* **WRITTEN TASK**: Reproduce all the material exactly, minus any pictures it holds.

* **RECORDS TO USE**:

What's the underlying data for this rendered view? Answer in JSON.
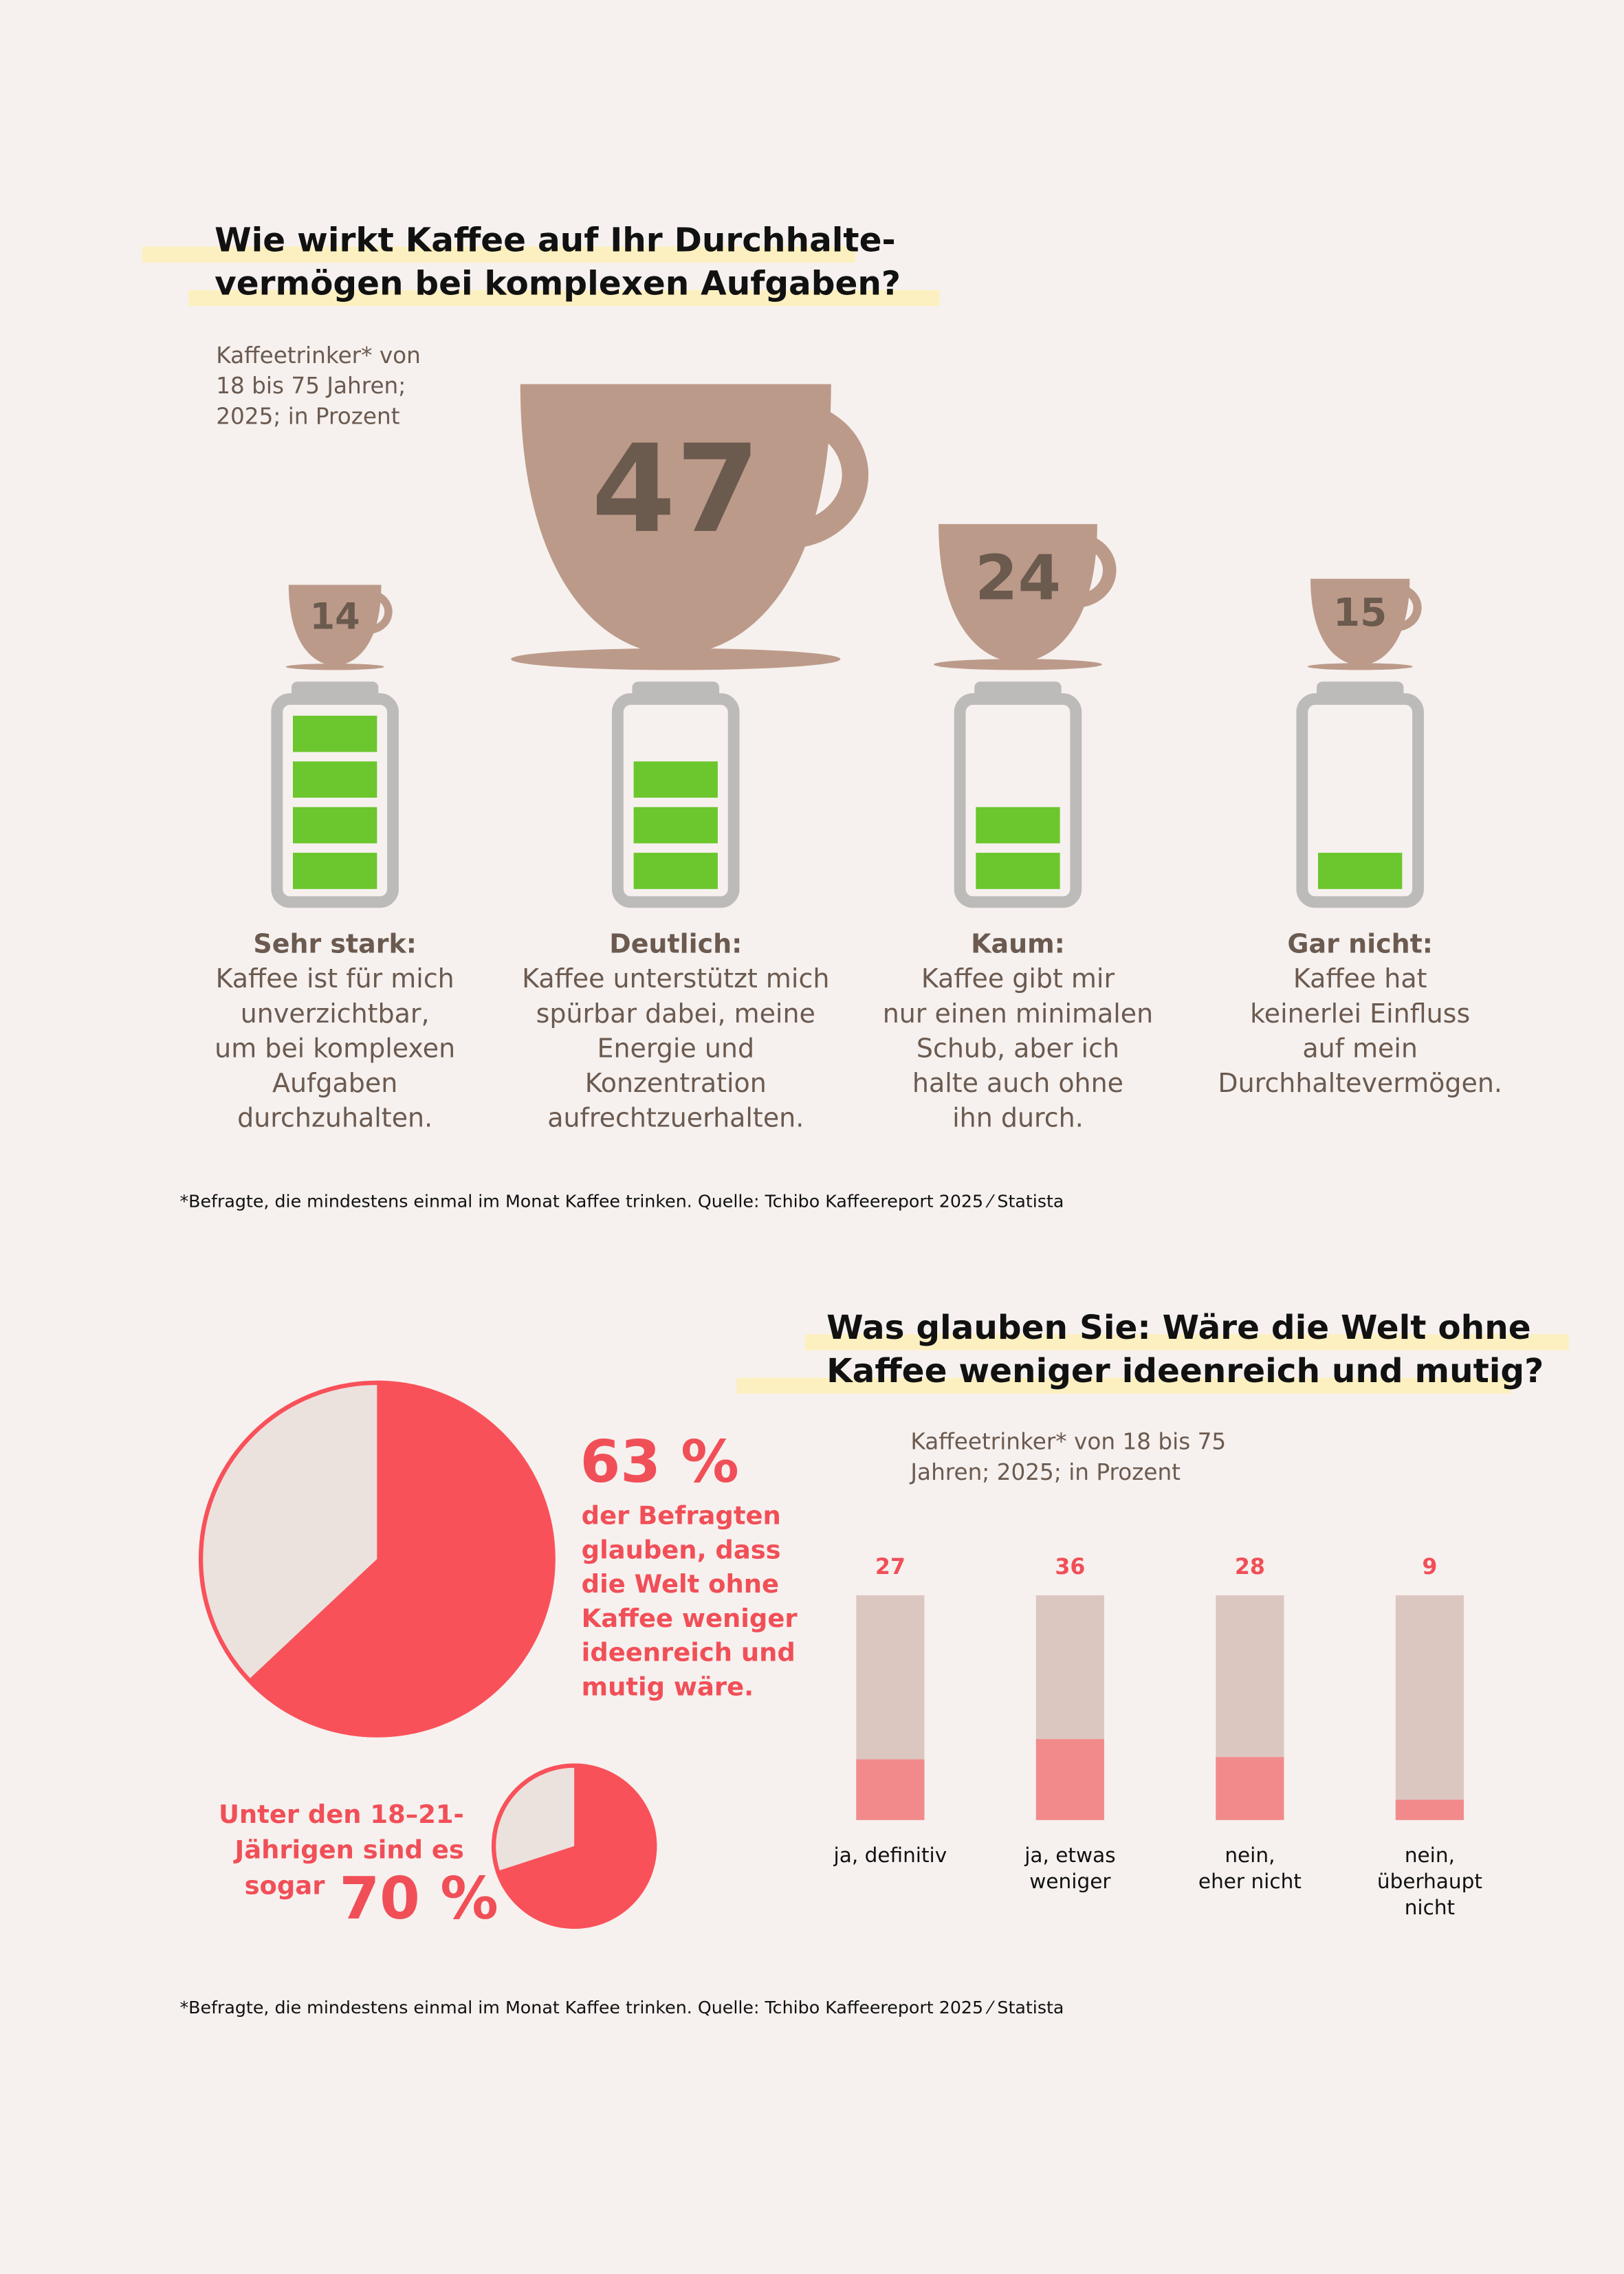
{
  "chart_data": [
    {
      "type": "cup",
      "title_lines": [
        "Wie wirkt Kaffee auf Ihr Durchhalte-",
        "vermögen bei komplexen Aufgaben?"
      ],
      "subtitle_lines": [
        "Kaffeetrinker* von",
        "18 bis 75 Jahren;",
        "2025; in Prozent"
      ],
      "categories": [
        "Sehr stark:",
        "Deutlich:",
        "Kaum:",
        "Gar nicht:"
      ],
      "descriptions": [
        [
          "Kaffee ist für mich",
          "unverzichtbar,",
          "um bei komplexen",
          "Aufgaben",
          "durchzuhalten."
        ],
        [
          "Kaffee unterstützt mich",
          "spürbar dabei, meine",
          "Energie und",
          "Konzentration",
          "aufrechtzuerhalten."
        ],
        [
          "Kaffee gibt mir",
          "nur einen minimalen",
          "Schub, aber ich",
          "halte auch ohne",
          "ihn durch."
        ],
        [
          "Kaffee hat",
          "keinerlei Einfluss",
          "auf mein",
          "Durchhaltevermögen."
        ]
      ],
      "values": [
        14,
        47,
        24,
        15
      ],
      "levels": [
        4,
        3,
        2,
        1
      ],
      "color": "#bc9a8a",
      "battery_color": "#6cc62d",
      "note": "*Befragte, die mindestens einmal im Monat Kaffee trinken. Quelle: Tchibo Kaffeereport 2025 ⁄ Statista"
    },
    {
      "type": "pie",
      "values": [
        63
      ],
      "value_labels": [
        "63 %"
      ],
      "text_lines": [
        "der Befragten",
        "glauben, dass",
        "die Welt ohne",
        "Kaffee weniger",
        "ideenreich und",
        "mutig wäre."
      ],
      "color": "#f9515a"
    },
    {
      "type": "pie",
      "values": [
        70
      ],
      "value_labels": [
        "70 %"
      ],
      "text_lines": [
        "Unter den 18–21-",
        "Jährigen sind es",
        "sogar"
      ],
      "color": "#f9515a"
    },
    {
      "type": "bar",
      "title_lines": [
        "Was glauben Sie: Wäre die Welt ohne",
        "Kaffee weniger ideenreich und mutig?"
      ],
      "subtitle_lines": [
        "Kaffeetrinker* von 18 bis 75",
        "Jahren; 2025; in Prozent"
      ],
      "categories": [
        [
          "ja, definitiv"
        ],
        [
          "ja, etwas",
          "weniger"
        ],
        [
          "nein,",
          "eher nicht"
        ],
        [
          "nein,",
          "überhaupt",
          "nicht"
        ]
      ],
      "values": [
        27,
        36,
        28,
        9
      ],
      "ylim": [
        0,
        100
      ],
      "color": "#f28a8c",
      "note": "*Befragte, die mindestens einmal im Monat Kaffee trinken. Quelle: Tchibo Kaffeereport 2025 ⁄ Statista"
    }
  ]
}
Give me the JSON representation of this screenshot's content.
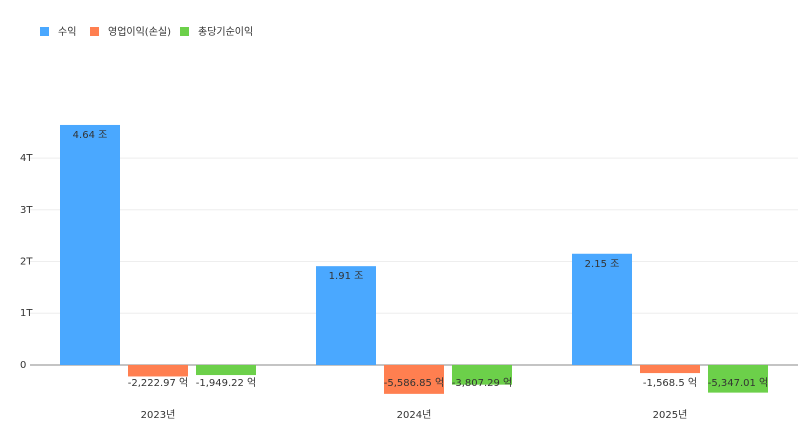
{
  "chart_data": {
    "type": "bar",
    "categories": [
      "2023년",
      "2024년",
      "2025년"
    ],
    "series": [
      {
        "name": "수익",
        "color": "#4aa8ff",
        "values": [
          4.64,
          1.91,
          2.15
        ],
        "value_labels": [
          "4.64 조",
          "1.91 조",
          "2.15 조"
        ]
      },
      {
        "name": "영업이익(손실)",
        "color": "#ff7f50",
        "values": [
          -0.222297,
          -0.558685,
          -0.15685
        ],
        "value_labels": [
          "-2,222.97 억",
          "-5,586.85 억",
          "-1,568.5 억"
        ]
      },
      {
        "name": "총당기순이익",
        "color": "#6cd04a",
        "values": [
          -0.194922,
          -0.380729,
          -0.534701
        ],
        "value_labels": [
          "-1,949.22 억",
          "-3,807.29 억",
          "-5,347.01 억"
        ]
      }
    ],
    "ylim": [
      -0.6,
      5.2
    ],
    "yticks": [
      0,
      {
        "value": 1,
        "label": "1T"
      },
      {
        "value": 2,
        "label": "2T"
      },
      {
        "value": 3,
        "label": "3T"
      },
      {
        "value": 4,
        "label": "4T"
      }
    ],
    "grid": true,
    "legend": "top-left"
  }
}
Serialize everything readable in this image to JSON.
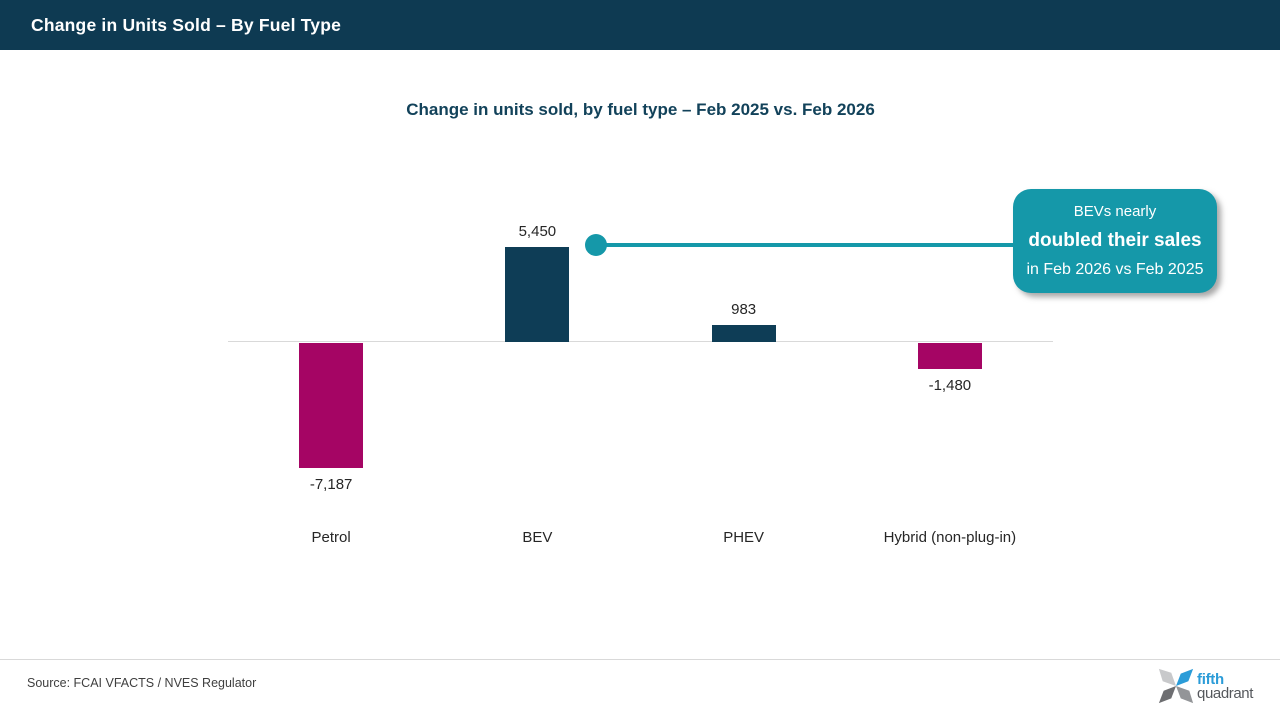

* **ANSWER BELOW**:
What's the underlying data for this rendered view? Answer in JSON.
{
  "chart_data": [
    {
      "type": "cup",
      "title_lines": [
        "Wie wirkt Kaffee auf Ihr Durchhalte-",
        "vermögen bei komplexen Aufgaben?"
      ],
      "subtitle_lines": [
        "Kaffeetrinker* von",
        "18 bis 75 Jahren;",
        "2025; in Prozent"
      ],
      "categories": [
        "Sehr stark:",
        "Deutlich:",
        "Kaum:",
        "Gar nicht:"
      ],
      "descriptions": [
        [
          "Kaffee ist für mich",
          "unverzichtbar,",
          "um bei komplexen",
          "Aufgaben",
          "durchzuhalten."
        ],
        [
          "Kaffee unterstützt mich",
          "spürbar dabei, meine",
          "Energie und",
          "Konzentration",
          "aufrechtzuerhalten."
        ],
        [
          "Kaffee gibt mir",
          "nur einen minimalen",
          "Schub, aber ich",
          "halte auch ohne",
          "ihn durch."
        ],
        [
          "Kaffee hat",
          "keinerlei Einfluss",
          "auf mein",
          "Durchhaltevermögen."
        ]
      ],
      "values": [
        14,
        47,
        24,
        15
      ],
      "levels": [
        4,
        3,
        2,
        1
      ],
      "color": "#bc9a8a",
      "battery_color": "#6cc62d",
      "note": "*Befragte, die mindestens einmal im Monat Kaffee trinken. Quelle: Tchibo Kaffeereport 2025 ⁄ Statista"
    },
    {
      "type": "pie",
      "values": [
        63
      ],
      "value_labels": [
        "63 %"
      ],
      "text_lines": [
        "der Befragten",
        "glauben, dass",
        "die Welt ohne",
        "Kaffee weniger",
        "ideenreich und",
        "mutig wäre."
      ],
      "color": "#f9515a"
    },
    {
      "type": "pie",
      "values": [
        70
      ],
      "value_labels": [
        "70 %"
      ],
      "text_lines": [
        "Unter den 18–21-",
        "Jährigen sind es",
        "sogar"
      ],
      "color": "#f9515a"
    },
    {
      "type": "bar",
      "title_lines": [
        "Was glauben Sie: Wäre die Welt ohne",
        "Kaffee weniger ideenreich und mutig?"
      ],
      "subtitle_lines": [
        "Kaffeetrinker* von 18 bis 75",
        "Jahren; 2025; in Prozent"
      ],
      "categories": [
        [
          "ja, definitiv"
        ],
        [
          "ja, etwas",
          "weniger"
        ],
        [
          "nein,",
          "eher nicht"
        ],
        [
          "nein,",
          "überhaupt",
          "nicht"
        ]
      ],
      "values": [
        27,
        36,
        28,
        9
      ],
      "ylim": [
        0,
        100
      ],
      "color": "#f28a8c",
      "note": "*Befragte, die mindestens einmal im Monat Kaffee trinken. Quelle: Tchibo Kaffeereport 2025 ⁄ Statista"
    }
  ]
}
Give me the JSON representation of this screenshot's content.
{
  "chart_data": {
    "type": "bar",
    "categories": [
      "2023년",
      "2024년",
      "2025년"
    ],
    "series": [
      {
        "name": "수익",
        "color": "#4aa8ff",
        "values": [
          4.64,
          1.91,
          2.15
        ],
        "value_labels": [
          "4.64 조",
          "1.91 조",
          "2.15 조"
        ]
      },
      {
        "name": "영업이익(손실)",
        "color": "#ff7f50",
        "values": [
          -0.222297,
          -0.558685,
          -0.15685
        ],
        "value_labels": [
          "-2,222.97 억",
          "-5,586.85 억",
          "-1,568.5 억"
        ]
      },
      {
        "name": "총당기순이익",
        "color": "#6cd04a",
        "values": [
          -0.194922,
          -0.380729,
          -0.534701
        ],
        "value_labels": [
          "-1,949.22 억",
          "-3,807.29 억",
          "-5,347.01 억"
        ]
      }
    ],
    "ylim": [
      -0.6,
      5.2
    ],
    "yticks": [
      0,
      {
        "value": 1,
        "label": "1T"
      },
      {
        "value": 2,
        "label": "2T"
      },
      {
        "value": 3,
        "label": "3T"
      },
      {
        "value": 4,
        "label": "4T"
      }
    ],
    "grid": true,
    "legend": "top-left"
  }
}
Serialize everything readable in this image to JSON.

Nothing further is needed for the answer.